• Stated exercise A:
Rewrite the listing from the line with "card-tier-badge-label: Platinum [483, 227, 534, 243]" up to and including the line with "trending-up-icon [751, 29, 769, 46]", putting "Gold" in place of "Platinum" and leaving everything else the same. Give only those lines.

• Selected text:
Three months ago, Mayor Mary Rossing formed a Safety Center Task Force to discuss the need for a new Safety Center (police/fire station) in the City of Northfield. The seven members of the task force had equal power. They were given no budget within which to develop their plans. Based on a list of tasks given them, they were to come to a consensus and present a proposal to the City Council. Their official mission statement read: (continued)
The Task Force Committee will meet regularly to research, analyze data, and define facility space needs, building locations and financing, and ultimately make a report clearly defining public safety needs to the City Council.
With this mission statement as a guideline, the Task Force acknowledged space needs (most pressing: more garage space for fire trucks) and developed a plan for a new, combined police and fire station, described by the Northfield News as “a $10.4 million, 47,500-square-foot fire and police center at one of two sites currently on the market near Hwy. 3 South.” But committee member Ray Cox proposed a different plan: Move only the fire department to a new location. Leave the police in the current location, with the possibility of expanding the facility by 45% by adding a second floor. These two projects together (a new building for fire, and a remodeling for police) could cost as little as $4 million—less than half the cost of the combined site proposal.
Cox’s plan has come to be known as the “minority” plan. Fellow committee member Jerry Anderson thinks it’s worth looking into. “We have to take the time now to explore the re-use of that building,” said Anderson. Downtown building owner Norman Butler agrees: “Rehabilitation [of a building] is always a better idea than starting new.” The current police/fire station was built in 1962 and, Cox says, was built to last 80-100 years.
Cox also points out that a deed restriction prevents the City from selling the current police/fire station property. “It’s a perfect location for a police force—close to downtown and major roads,” says Cox. “If we’re not going to use it for that, then we need to think hard about what else could be useful there.” Concerns have been raised about the current site’s susceptibility to flooding. Anderson says that the building has flooded once since its 1962 construction, but further flood precautions would not be too difficult or costly. As recent Northfield building projects such as The Crossing have demonstrated, building on a flood plain is quite possible.
Perhaps the strongest point in favor of the two-site plan is that this appears to be the approach favored by all other communities. As part of their guideline, Northfield’s Task Force examined the police and fire stations in a number of nearby towns, including Farmington, Lakeville, and New Prague. None of the other towns have combined fire and police facilities. “It doesn’t seem like combining has any administrative advantage,” said Cox. One of the main issues driving the need for a new center is that the fire trucks need bigger parking bays—which means they need a new location. But why the police should move there with them is unclear.

• Data supplied:
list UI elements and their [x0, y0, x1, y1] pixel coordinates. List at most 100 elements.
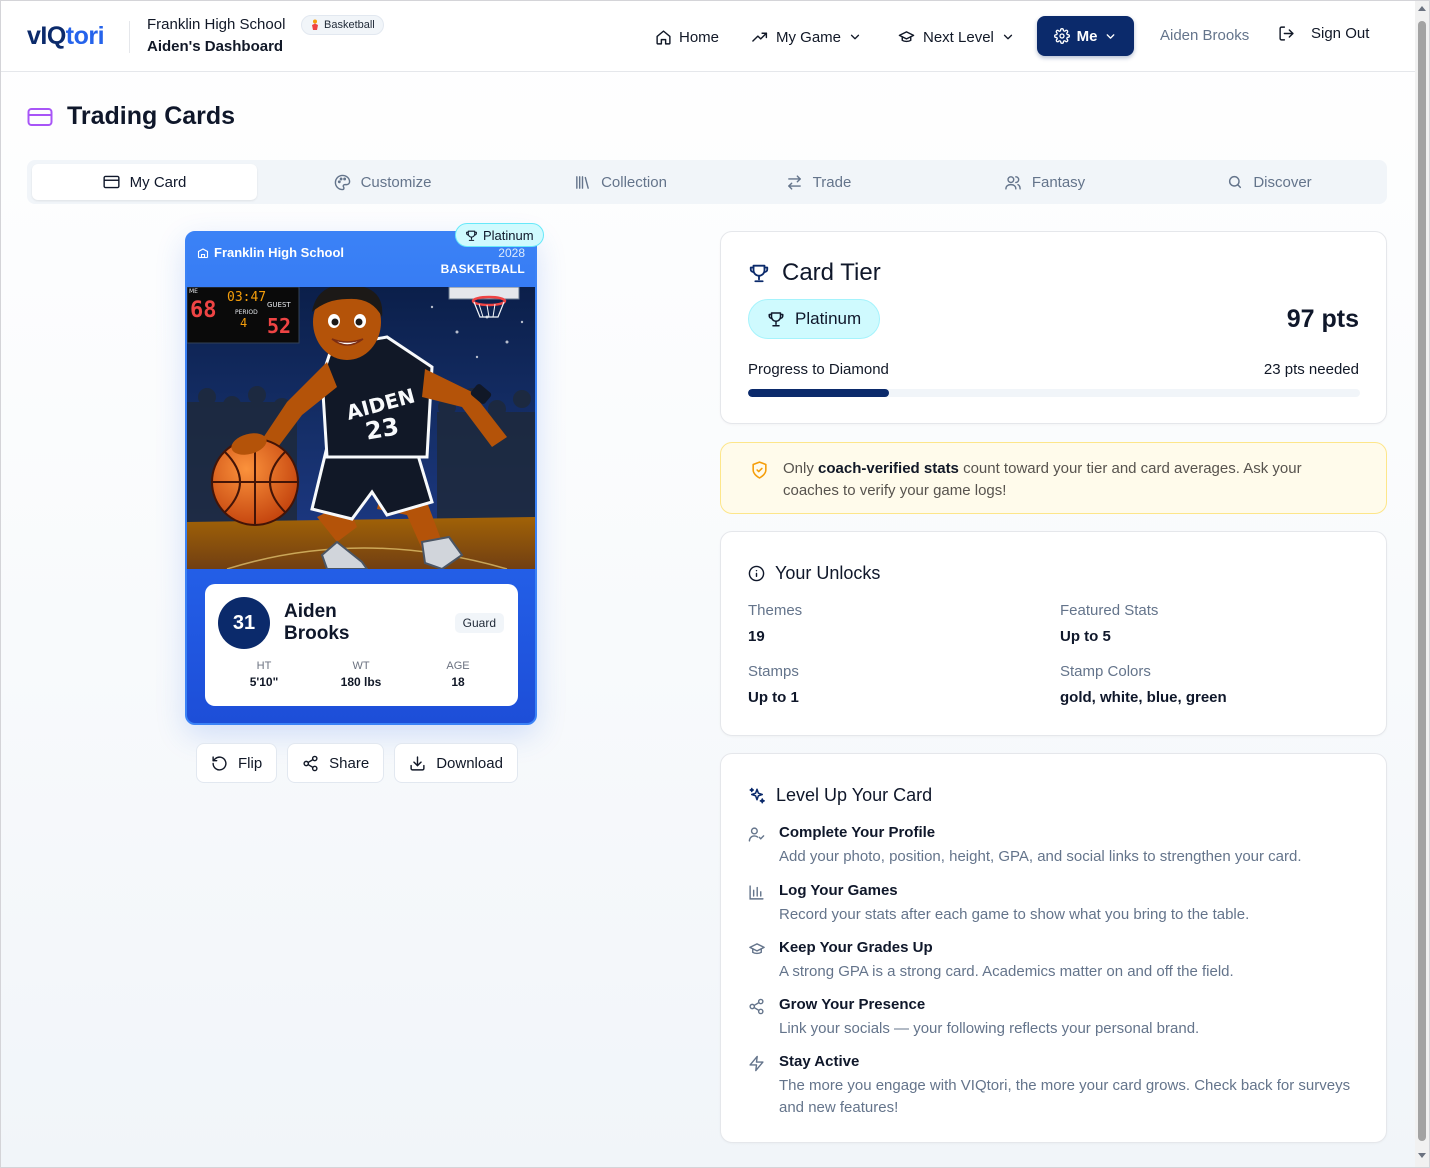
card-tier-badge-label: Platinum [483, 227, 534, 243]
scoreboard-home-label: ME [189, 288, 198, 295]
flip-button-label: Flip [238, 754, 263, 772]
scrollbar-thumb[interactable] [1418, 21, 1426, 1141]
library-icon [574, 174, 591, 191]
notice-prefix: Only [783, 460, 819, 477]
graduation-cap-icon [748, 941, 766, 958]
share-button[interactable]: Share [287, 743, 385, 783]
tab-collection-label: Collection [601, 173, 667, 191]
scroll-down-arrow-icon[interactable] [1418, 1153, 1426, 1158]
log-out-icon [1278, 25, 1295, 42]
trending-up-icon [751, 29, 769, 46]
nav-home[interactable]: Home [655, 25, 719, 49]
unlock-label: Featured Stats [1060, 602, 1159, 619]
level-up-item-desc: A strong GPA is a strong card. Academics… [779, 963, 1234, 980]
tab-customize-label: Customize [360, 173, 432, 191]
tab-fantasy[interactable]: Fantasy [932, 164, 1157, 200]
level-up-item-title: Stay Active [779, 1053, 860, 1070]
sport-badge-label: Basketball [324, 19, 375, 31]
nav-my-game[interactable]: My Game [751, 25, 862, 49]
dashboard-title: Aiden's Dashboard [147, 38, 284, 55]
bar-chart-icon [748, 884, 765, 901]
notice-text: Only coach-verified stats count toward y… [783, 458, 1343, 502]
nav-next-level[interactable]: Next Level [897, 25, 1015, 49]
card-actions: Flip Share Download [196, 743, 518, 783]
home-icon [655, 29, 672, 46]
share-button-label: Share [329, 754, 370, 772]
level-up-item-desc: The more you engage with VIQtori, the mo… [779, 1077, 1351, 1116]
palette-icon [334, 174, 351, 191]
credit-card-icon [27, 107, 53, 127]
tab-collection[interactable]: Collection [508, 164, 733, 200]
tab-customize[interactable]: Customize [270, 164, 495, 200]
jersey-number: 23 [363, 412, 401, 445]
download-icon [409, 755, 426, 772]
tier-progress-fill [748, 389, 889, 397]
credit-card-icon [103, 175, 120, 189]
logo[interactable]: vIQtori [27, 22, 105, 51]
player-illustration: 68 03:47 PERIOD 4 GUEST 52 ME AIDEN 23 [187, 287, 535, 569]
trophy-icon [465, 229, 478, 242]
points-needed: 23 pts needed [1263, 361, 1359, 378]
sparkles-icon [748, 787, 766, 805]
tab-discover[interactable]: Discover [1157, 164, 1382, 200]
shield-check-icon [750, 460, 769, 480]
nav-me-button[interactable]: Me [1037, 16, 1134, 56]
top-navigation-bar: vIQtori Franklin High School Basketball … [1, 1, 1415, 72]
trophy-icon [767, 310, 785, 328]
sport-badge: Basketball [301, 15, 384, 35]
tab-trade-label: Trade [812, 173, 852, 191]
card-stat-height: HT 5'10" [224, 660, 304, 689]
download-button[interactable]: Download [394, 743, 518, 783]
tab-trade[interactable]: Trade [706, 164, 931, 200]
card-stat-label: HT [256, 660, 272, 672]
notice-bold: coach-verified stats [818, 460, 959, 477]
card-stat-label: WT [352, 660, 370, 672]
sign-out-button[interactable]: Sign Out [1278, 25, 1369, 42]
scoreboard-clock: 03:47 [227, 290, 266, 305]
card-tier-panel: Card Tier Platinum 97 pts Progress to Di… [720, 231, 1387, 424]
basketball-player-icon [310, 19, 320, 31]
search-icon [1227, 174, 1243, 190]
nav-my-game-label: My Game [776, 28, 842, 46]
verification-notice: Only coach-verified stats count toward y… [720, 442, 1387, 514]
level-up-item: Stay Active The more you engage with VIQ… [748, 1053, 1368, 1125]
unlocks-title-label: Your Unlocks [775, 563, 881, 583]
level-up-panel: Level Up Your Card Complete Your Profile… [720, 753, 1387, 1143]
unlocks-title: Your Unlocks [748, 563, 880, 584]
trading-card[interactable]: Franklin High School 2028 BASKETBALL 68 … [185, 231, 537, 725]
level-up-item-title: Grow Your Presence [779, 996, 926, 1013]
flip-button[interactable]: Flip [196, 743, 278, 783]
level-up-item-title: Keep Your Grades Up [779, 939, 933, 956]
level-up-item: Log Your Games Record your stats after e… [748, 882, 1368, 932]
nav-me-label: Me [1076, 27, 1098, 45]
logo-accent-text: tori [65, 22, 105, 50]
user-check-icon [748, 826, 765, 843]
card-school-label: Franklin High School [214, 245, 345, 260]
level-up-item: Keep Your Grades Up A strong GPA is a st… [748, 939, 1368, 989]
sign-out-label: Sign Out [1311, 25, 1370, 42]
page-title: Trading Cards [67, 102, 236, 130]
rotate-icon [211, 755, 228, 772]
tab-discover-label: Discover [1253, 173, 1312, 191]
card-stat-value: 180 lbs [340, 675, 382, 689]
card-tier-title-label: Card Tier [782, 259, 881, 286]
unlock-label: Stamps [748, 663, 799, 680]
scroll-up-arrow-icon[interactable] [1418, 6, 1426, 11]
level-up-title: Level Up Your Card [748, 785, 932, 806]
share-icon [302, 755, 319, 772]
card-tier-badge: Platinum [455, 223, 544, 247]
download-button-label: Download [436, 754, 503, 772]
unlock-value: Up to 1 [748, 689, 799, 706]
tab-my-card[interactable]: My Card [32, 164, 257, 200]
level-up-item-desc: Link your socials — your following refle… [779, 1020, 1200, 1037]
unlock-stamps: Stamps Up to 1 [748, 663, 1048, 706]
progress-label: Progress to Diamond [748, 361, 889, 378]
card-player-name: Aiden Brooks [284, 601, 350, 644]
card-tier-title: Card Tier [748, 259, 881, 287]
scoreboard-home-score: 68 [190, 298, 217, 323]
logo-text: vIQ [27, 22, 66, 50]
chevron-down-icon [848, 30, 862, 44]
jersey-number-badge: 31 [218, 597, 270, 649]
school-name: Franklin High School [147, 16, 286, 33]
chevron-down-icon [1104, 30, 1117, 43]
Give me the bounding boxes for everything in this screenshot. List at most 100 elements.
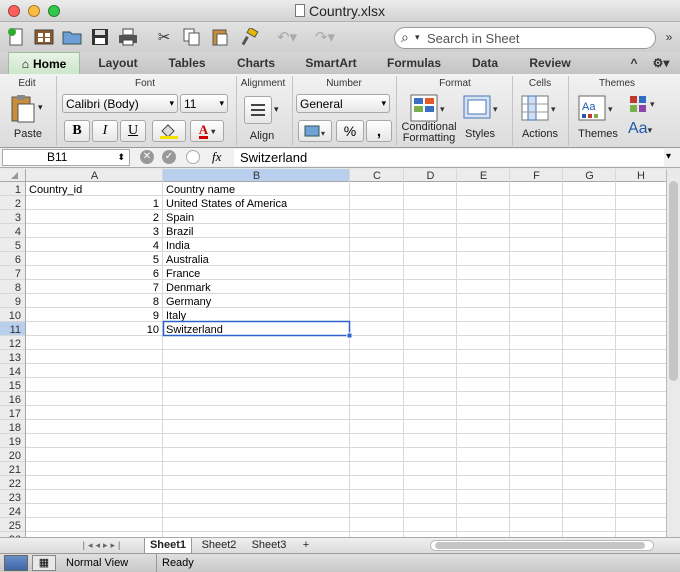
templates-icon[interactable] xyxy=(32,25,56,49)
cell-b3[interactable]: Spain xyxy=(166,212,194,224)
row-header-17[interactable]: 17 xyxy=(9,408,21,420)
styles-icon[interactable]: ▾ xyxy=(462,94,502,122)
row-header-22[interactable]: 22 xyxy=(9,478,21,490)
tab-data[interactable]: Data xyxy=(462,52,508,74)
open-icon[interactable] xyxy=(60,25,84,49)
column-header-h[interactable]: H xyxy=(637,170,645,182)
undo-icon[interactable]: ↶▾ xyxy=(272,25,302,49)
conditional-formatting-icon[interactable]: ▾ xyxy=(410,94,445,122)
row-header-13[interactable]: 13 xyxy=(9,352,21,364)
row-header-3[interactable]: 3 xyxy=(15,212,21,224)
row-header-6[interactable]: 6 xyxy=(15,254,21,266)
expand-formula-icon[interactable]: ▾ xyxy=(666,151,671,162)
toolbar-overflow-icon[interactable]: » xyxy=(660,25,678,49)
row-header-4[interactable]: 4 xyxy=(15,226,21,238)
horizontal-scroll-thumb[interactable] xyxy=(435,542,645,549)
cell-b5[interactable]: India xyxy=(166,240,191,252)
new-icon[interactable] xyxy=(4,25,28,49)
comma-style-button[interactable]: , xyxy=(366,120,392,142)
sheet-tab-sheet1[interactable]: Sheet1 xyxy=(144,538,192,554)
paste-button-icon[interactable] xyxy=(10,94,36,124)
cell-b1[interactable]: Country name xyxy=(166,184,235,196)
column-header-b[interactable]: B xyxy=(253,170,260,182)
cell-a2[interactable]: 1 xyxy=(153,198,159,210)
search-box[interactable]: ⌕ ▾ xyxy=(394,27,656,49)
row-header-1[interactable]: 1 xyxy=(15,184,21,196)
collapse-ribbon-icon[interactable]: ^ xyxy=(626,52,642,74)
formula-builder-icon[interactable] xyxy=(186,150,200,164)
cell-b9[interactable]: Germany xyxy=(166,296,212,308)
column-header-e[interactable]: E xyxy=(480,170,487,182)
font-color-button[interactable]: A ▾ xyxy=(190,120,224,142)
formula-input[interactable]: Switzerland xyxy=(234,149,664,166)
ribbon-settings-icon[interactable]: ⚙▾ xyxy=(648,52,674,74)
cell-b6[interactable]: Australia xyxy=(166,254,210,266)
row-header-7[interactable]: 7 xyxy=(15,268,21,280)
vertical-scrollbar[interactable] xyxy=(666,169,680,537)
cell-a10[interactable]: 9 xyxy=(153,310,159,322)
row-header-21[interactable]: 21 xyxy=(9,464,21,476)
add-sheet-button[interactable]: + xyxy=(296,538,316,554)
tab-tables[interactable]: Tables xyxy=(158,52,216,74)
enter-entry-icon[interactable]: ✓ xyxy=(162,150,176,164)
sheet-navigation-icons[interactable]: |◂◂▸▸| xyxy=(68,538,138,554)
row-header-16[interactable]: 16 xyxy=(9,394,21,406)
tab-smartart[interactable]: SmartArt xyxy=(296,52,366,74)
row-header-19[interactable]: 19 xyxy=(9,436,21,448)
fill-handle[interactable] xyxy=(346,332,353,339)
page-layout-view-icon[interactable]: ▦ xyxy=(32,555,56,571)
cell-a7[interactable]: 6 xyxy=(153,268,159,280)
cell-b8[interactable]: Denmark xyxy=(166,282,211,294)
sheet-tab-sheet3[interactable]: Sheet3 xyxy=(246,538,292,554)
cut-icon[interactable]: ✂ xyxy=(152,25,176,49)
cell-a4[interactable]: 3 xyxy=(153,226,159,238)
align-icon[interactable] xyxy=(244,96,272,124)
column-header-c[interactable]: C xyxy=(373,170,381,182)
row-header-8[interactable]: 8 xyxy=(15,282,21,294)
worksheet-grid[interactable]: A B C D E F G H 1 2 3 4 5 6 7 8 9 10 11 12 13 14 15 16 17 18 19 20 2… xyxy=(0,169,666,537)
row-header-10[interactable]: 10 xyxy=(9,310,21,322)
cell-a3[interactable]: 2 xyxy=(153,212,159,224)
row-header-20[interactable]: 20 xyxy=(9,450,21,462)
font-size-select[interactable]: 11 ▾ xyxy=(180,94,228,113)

• Stated exercise B:
Repeat, word for word, the part of the Northfield Safety Center article running from "Cox’s plan has" up to and including "last 80-100 years.".

• Task solution A:
card-tier-badge-label: Gold [483, 227, 534, 243]
scoreboard-home-label: ME [189, 288, 198, 295]
flip-button-label: Flip [238, 754, 263, 772]
scrollbar-thumb[interactable] [1418, 21, 1426, 1141]
library-icon [574, 174, 591, 191]
notice-prefix: Only [783, 460, 819, 477]
graduation-cap-icon [748, 941, 766, 958]
share-button[interactable]: Share [287, 743, 385, 783]
tab-collection-label: Collection [601, 173, 667, 191]
scroll-down-arrow-icon[interactable] [1418, 1153, 1426, 1158]
log-out-icon [1278, 25, 1295, 42]
trending-up-icon [751, 29, 769, 46]

• Task solution B:
Cox’s plan has come to be known as the “minority” plan. Fellow committee member Jerry Anderson thinks it’s worth looking into. “We have to take the time now to explore the re-use of that building,” said Anderson. Downtown building owner Norman Butler agrees: “Rehabilitation [of a building] is always a better idea than starting new.” The current police/fire station was built in 1962 and, Cox says, was built to last 80-100 years.